Problem details -
Go through the entries below, tally each line with the string "this", and give the final number by itself.

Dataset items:
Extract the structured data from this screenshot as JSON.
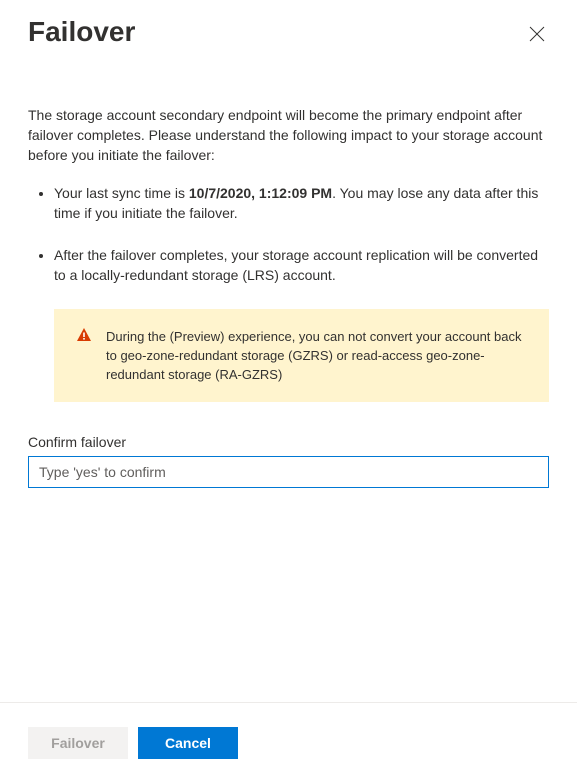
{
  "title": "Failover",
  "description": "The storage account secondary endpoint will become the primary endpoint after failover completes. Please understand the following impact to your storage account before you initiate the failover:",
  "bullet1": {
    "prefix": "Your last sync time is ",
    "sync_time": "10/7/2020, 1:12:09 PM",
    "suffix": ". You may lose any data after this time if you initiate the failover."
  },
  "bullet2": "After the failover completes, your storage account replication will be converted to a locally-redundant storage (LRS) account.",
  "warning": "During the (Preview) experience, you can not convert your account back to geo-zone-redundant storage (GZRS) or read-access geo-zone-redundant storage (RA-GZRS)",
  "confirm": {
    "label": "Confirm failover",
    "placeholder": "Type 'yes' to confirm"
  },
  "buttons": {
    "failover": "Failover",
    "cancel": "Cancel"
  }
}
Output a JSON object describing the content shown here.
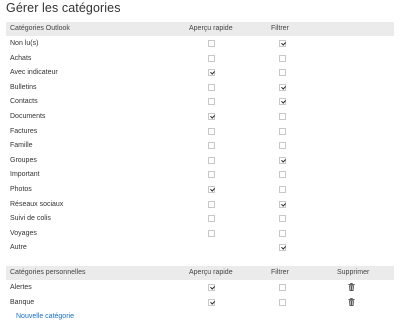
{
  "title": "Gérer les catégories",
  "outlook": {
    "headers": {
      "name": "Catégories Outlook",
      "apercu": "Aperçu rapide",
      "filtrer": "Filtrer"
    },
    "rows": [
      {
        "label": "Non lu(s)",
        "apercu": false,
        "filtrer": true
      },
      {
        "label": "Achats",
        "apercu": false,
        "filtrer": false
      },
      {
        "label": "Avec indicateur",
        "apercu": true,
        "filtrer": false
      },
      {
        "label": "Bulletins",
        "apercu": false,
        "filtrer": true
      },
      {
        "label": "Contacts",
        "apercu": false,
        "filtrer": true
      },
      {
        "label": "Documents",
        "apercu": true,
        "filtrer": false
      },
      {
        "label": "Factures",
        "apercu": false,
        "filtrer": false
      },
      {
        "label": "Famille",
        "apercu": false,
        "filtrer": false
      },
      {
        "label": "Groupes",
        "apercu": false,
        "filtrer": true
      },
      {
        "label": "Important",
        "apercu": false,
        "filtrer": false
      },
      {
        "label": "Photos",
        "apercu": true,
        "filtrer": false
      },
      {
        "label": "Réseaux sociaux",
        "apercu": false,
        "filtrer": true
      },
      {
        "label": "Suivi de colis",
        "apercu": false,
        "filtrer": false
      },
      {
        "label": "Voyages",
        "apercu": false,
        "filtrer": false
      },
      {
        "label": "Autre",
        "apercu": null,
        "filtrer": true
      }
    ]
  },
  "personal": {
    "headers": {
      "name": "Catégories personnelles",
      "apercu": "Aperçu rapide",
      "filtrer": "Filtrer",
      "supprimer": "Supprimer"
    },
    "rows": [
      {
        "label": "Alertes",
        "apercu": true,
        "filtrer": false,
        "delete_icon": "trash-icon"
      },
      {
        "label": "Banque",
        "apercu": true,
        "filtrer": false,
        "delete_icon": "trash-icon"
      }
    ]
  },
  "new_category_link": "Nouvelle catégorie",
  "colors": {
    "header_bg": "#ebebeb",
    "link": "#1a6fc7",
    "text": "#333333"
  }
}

Result of the task -
2